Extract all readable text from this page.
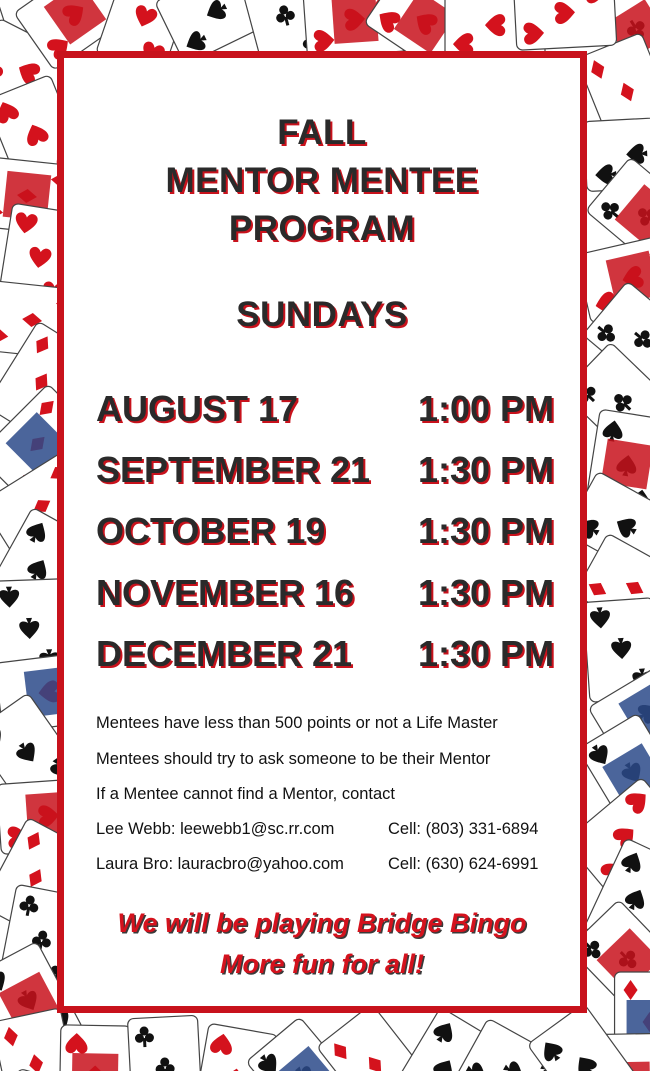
FALL
MENTOR MENTEE
PROGRAM
SUNDAYS
AUGUST 17	1:00 PM
SEPTEMBER 21 1:30 PM
OCTOBER 19	1:30 PM
NOVEMBER 16 1:30 PM
DECEMBER 21 1:30 PM
Mentees have less than 500 points or not a Life Master
Mentees should try to ask someone to be their Mentor
If a Mentee cannot find a Mentor, contact
Lee Webb: leewebb1@sc.rr.com	Cell: (803) 331-6894
Laura Bro: lauracbro@yahoo.com	Cell: (630) 624-6991
We will be playing Bridge Bingo
More fun for all!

---------------

WHAT TO DO
Pictures excluded, quote all the data above exactly.

FINAL RESULT
Extract all readable text from this page.
FALL
MENTOR MENTEE
PROGRAM
SUNDAYS
AUGUST 17	1:00 PM
SEPTEMBER 21 1:30 PM
OCTOBER 19	1:30 PM
NOVEMBER 16 1:30 PM
DECEMBER 21 1:30 PM
Mentees have less than 500 points or not a Life Master
Mentees should try to ask someone to be their Mentor
If a Mentee cannot find a Mentor, contact
Lee Webb: leewebb1@sc.rr.com	Cell: (803) 331-6894
Laura Bro: lauracbro@yahoo.com	Cell: (630) 624-6991
We will be playing Bridge Bingo
More fun for all!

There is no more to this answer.